▶ Your task
Below is some material; set it all down exactly, apart from the pictures.

▶ Source material
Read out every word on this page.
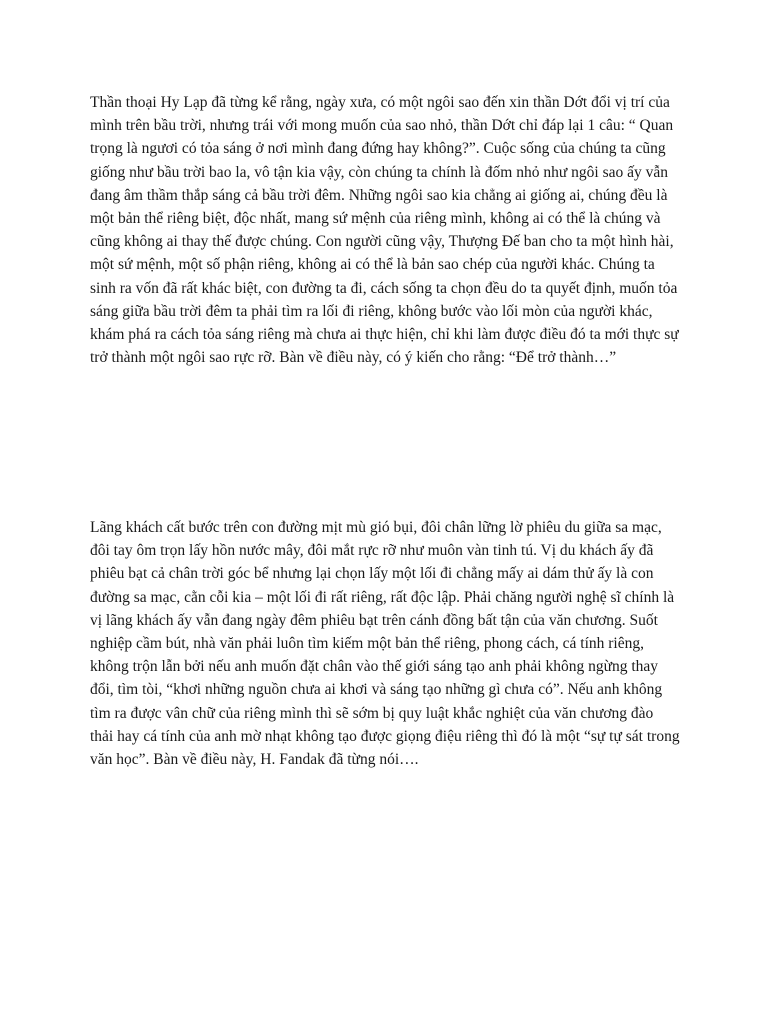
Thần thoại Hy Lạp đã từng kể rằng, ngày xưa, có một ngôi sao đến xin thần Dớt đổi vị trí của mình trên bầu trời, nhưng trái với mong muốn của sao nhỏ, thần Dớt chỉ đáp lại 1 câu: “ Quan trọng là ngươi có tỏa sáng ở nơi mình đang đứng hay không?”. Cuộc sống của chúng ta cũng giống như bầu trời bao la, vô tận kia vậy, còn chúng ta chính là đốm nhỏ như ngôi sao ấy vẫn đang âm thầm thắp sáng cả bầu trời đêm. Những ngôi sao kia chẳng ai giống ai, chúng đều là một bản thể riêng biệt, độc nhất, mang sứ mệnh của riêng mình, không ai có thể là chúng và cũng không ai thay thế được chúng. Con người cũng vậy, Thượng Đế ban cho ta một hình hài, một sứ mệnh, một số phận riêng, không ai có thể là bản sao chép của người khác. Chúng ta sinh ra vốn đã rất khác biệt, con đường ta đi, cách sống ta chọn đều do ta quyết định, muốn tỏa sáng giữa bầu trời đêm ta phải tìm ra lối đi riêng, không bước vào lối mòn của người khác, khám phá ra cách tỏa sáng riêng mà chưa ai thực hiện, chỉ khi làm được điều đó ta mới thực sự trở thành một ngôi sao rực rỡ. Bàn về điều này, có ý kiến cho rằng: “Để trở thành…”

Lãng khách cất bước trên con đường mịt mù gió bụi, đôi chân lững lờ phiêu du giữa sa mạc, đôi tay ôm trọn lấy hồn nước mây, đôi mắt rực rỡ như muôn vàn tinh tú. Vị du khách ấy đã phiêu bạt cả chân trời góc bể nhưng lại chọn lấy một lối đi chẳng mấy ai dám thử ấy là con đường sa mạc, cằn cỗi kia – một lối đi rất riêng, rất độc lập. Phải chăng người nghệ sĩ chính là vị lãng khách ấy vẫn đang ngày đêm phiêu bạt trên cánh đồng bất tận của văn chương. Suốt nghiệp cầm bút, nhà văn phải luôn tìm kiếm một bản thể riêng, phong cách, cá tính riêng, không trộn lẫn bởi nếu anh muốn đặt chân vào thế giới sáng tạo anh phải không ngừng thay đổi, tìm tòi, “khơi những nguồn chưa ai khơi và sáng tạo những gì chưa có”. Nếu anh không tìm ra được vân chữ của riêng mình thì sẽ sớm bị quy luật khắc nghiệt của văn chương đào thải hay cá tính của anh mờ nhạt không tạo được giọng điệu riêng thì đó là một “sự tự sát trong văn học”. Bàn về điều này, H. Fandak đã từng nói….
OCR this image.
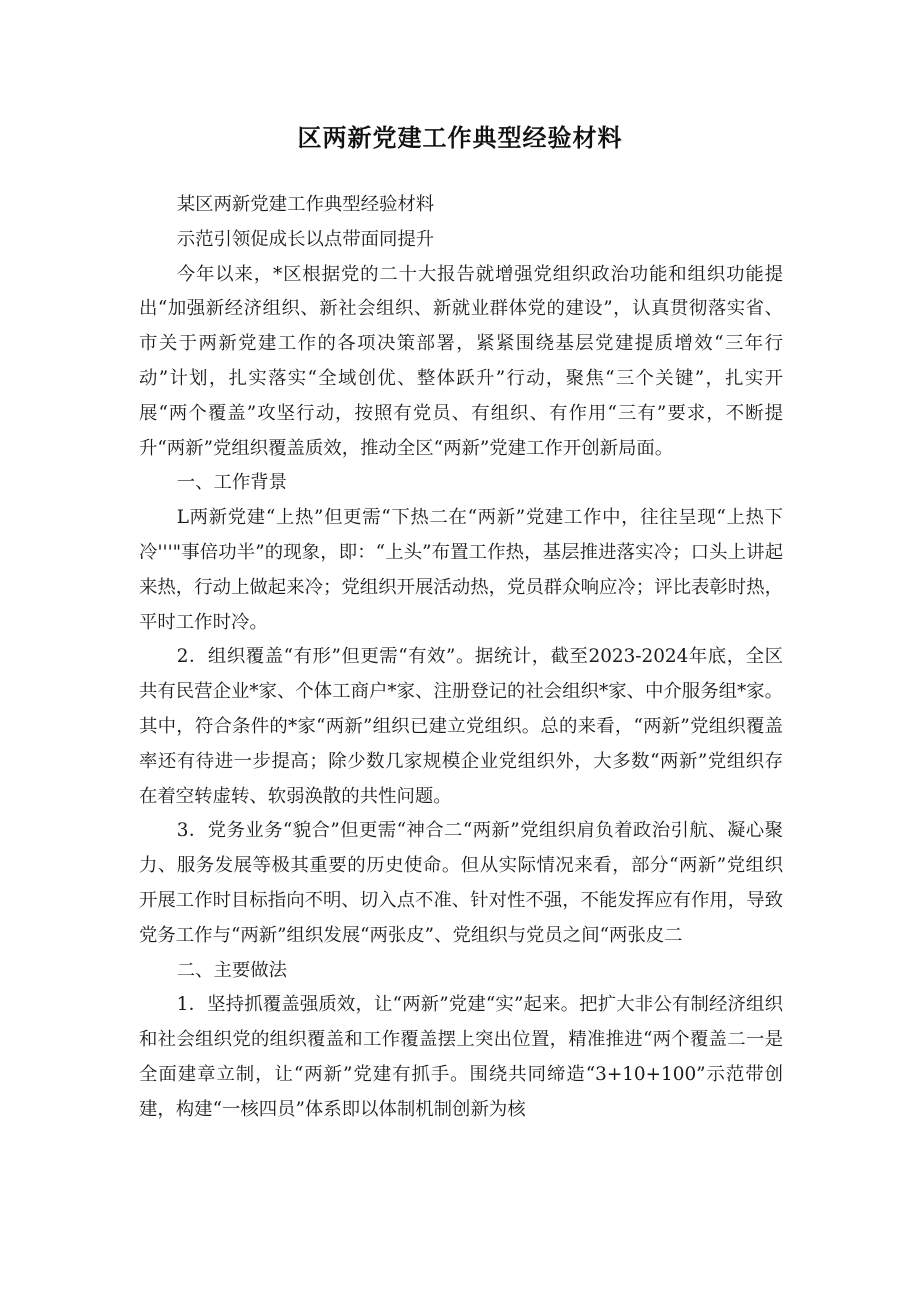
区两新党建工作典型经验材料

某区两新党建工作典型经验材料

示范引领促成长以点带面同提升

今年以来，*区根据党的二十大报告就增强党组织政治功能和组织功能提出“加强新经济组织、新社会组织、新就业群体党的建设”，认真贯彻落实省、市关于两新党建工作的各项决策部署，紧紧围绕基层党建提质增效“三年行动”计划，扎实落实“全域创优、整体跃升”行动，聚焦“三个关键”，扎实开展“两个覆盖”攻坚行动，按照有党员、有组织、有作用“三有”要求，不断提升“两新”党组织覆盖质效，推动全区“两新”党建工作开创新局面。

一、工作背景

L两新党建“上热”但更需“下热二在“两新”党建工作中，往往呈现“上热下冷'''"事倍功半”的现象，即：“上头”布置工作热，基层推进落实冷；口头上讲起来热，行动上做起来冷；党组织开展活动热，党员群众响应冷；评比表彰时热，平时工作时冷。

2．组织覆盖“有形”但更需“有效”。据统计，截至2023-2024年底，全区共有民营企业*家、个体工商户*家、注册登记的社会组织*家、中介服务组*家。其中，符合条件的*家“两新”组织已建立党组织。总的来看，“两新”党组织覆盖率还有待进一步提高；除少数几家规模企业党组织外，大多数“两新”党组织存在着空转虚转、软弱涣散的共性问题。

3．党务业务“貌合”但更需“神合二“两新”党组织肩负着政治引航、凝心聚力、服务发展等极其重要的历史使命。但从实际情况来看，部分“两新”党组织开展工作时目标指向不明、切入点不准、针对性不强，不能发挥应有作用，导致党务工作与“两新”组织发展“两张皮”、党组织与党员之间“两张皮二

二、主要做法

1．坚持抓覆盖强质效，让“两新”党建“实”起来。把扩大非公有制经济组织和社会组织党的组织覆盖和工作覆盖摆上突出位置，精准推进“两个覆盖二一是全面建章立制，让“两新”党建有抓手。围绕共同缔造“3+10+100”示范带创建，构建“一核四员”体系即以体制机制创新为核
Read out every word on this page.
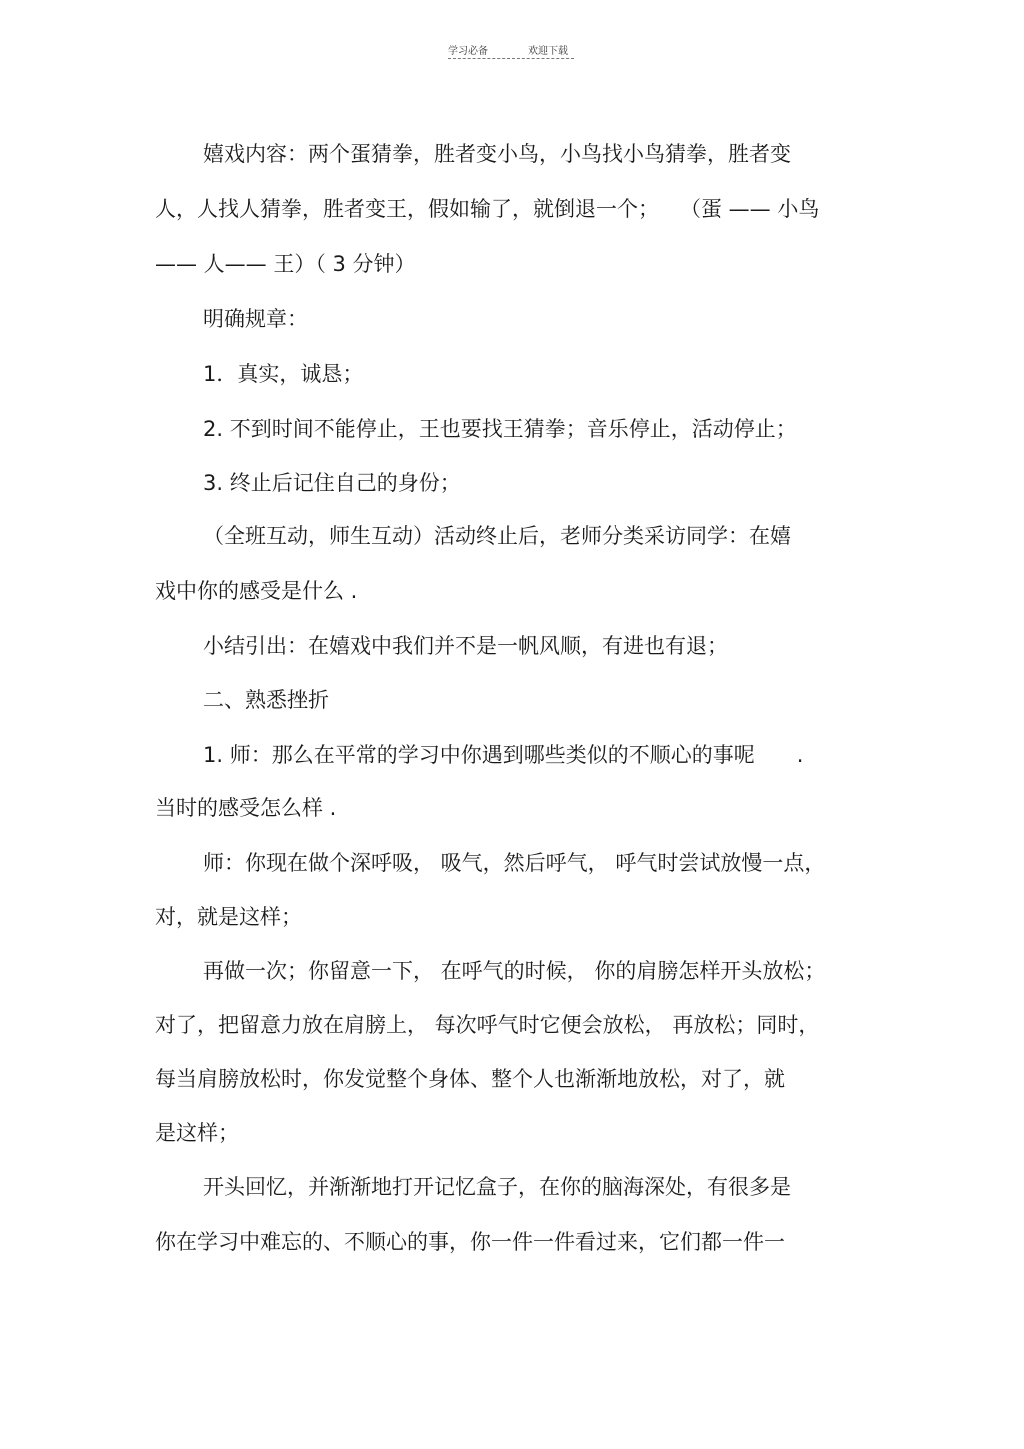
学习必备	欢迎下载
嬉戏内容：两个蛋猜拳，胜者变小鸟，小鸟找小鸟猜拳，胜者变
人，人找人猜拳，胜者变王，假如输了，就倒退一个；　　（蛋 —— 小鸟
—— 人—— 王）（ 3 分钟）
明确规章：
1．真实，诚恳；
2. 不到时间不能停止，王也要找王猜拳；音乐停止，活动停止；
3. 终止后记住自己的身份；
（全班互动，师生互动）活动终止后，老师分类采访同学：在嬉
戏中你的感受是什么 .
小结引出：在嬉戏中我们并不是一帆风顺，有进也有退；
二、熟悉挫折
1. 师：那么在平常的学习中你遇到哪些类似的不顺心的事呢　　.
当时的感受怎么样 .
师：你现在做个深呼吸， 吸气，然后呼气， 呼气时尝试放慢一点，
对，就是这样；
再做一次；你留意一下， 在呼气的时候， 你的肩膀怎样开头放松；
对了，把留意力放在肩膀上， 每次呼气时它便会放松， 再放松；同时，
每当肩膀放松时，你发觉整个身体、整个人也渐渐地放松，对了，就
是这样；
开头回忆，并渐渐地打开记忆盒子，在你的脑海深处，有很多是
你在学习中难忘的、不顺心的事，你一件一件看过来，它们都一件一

▶ Answer to the problem
Read out every word on this page.
Thần thoại Hy Lạp đã từng kể rằng, ngày xưa, có một ngôi sao đến xin thần Dớt đổi vị trí của mình trên bầu trời, nhưng trái với mong muốn của sao nhỏ, thần Dớt chỉ đáp lại 1 câu: “ Quan trọng là ngươi có tỏa sáng ở nơi mình đang đứng hay không?”. Cuộc sống của chúng ta cũng giống như bầu trời bao la, vô tận kia vậy, còn chúng ta chính là đốm nhỏ như ngôi sao ấy vẫn đang âm thầm thắp sáng cả bầu trời đêm. Những ngôi sao kia chẳng ai giống ai, chúng đều là một bản thể riêng biệt, độc nhất, mang sứ mệnh của riêng mình, không ai có thể là chúng và cũng không ai thay thế được chúng. Con người cũng vậy, Thượng Đế ban cho ta một hình hài, một sứ mệnh, một số phận riêng, không ai có thể là bản sao chép của người khác. Chúng ta sinh ra vốn đã rất khác biệt, con đường ta đi, cách sống ta chọn đều do ta quyết định, muốn tỏa sáng giữa bầu trời đêm ta phải tìm ra lối đi riêng, không bước vào lối mòn của người khác, khám phá ra cách tỏa sáng riêng mà chưa ai thực hiện, chỉ khi làm được điều đó ta mới thực sự trở thành một ngôi sao rực rỡ. Bàn về điều này, có ý kiến cho rằng: “Để trở thành…”

Lãng khách cất bước trên con đường mịt mù gió bụi, đôi chân lững lờ phiêu du giữa sa mạc, đôi tay ôm trọn lấy hồn nước mây, đôi mắt rực rỡ như muôn vàn tinh tú. Vị du khách ấy đã phiêu bạt cả chân trời góc bể nhưng lại chọn lấy một lối đi chẳng mấy ai dám thử ấy là con đường sa mạc, cằn cỗi kia – một lối đi rất riêng, rất độc lập. Phải chăng người nghệ sĩ chính là vị lãng khách ấy vẫn đang ngày đêm phiêu bạt trên cánh đồng bất tận của văn chương. Suốt nghiệp cầm bút, nhà văn phải luôn tìm kiếm một bản thể riêng, phong cách, cá tính riêng, không trộn lẫn bởi nếu anh muốn đặt chân vào thế giới sáng tạo anh phải không ngừng thay đổi, tìm tòi, “khơi những nguồn chưa ai khơi và sáng tạo những gì chưa có”. Nếu anh không tìm ra được vân chữ của riêng mình thì sẽ sớm bị quy luật khắc nghiệt của văn chương đào thải hay cá tính của anh mờ nhạt không tạo được giọng điệu riêng thì đó là một “sự tự sát trong văn học”. Bàn về điều này, H. Fandak đã từng nói….
OCR this image.
区两新党建工作典型经验材料

某区两新党建工作典型经验材料

示范引领促成长以点带面同提升

今年以来，*区根据党的二十大报告就增强党组织政治功能和组织功能提出“加强新经济组织、新社会组织、新就业群体党的建设”，认真贯彻落实省、市关于两新党建工作的各项决策部署，紧紧围绕基层党建提质增效“三年行动”计划，扎实落实“全域创优、整体跃升”行动，聚焦“三个关键”，扎实开展“两个覆盖”攻坚行动，按照有党员、有组织、有作用“三有”要求，不断提升“两新”党组织覆盖质效，推动全区“两新”党建工作开创新局面。

一、工作背景

L两新党建“上热”但更需“下热二在“两新”党建工作中，往往呈现“上热下冷'''"事倍功半”的现象，即：“上头”布置工作热，基层推进落实冷；口头上讲起来热，行动上做起来冷；党组织开展活动热，党员群众响应冷；评比表彰时热，平时工作时冷。

2．组织覆盖“有形”但更需“有效”。据统计，截至2023-2024年底，全区共有民营企业*家、个体工商户*家、注册登记的社会组织*家、中介服务组*家。其中，符合条件的*家“两新”组织已建立党组织。总的来看，“两新”党组织覆盖率还有待进一步提高；除少数几家规模企业党组织外，大多数“两新”党组织存在着空转虚转、软弱涣散的共性问题。

3．党务业务“貌合”但更需“神合二“两新”党组织肩负着政治引航、凝心聚力、服务发展等极其重要的历史使命。但从实际情况来看，部分“两新”党组织开展工作时目标指向不明、切入点不准、针对性不强，不能发挥应有作用，导致党务工作与“两新”组织发展“两张皮”、党组织与党员之间“两张皮二

二、主要做法

1．坚持抓覆盖强质效，让“两新”党建“实”起来。把扩大非公有制经济组织和社会组织党的组织覆盖和工作覆盖摆上突出位置，精准推进“两个覆盖二一是全面建章立制，让“两新”党建有抓手。围绕共同缔造“3+10+100”示范带创建，构建“一核四员”体系即以体制机制创新为核
Read out every word on this page.
学习必备	欢迎下载
嬉戏内容：两个蛋猜拳，胜者变小鸟，小鸟找小鸟猜拳，胜者变
人，人找人猜拳，胜者变王，假如输了，就倒退一个；　　（蛋 —— 小鸟
—— 人—— 王）（ 3 分钟）
明确规章：
1．真实，诚恳；
2. 不到时间不能停止，王也要找王猜拳；音乐停止，活动停止；
3. 终止后记住自己的身份；
（全班互动，师生互动）活动终止后，老师分类采访同学：在嬉
戏中你的感受是什么 .
小结引出：在嬉戏中我们并不是一帆风顺，有进也有退；
二、熟悉挫折
1. 师：那么在平常的学习中你遇到哪些类似的不顺心的事呢　　.
当时的感受怎么样 .
师：你现在做个深呼吸， 吸气，然后呼气， 呼气时尝试放慢一点，
对，就是这样；
再做一次；你留意一下， 在呼气的时候， 你的肩膀怎样开头放松；
对了，把留意力放在肩膀上， 每次呼气时它便会放松， 再放松；同时，
每当肩膀放松时，你发觉整个身体、整个人也渐渐地放松，对了，就
是这样；
开头回忆，并渐渐地打开记忆盒子，在你的脑海深处，有很多是
你在学习中难忘的、不顺心的事，你一件一件看过来，它们都一件一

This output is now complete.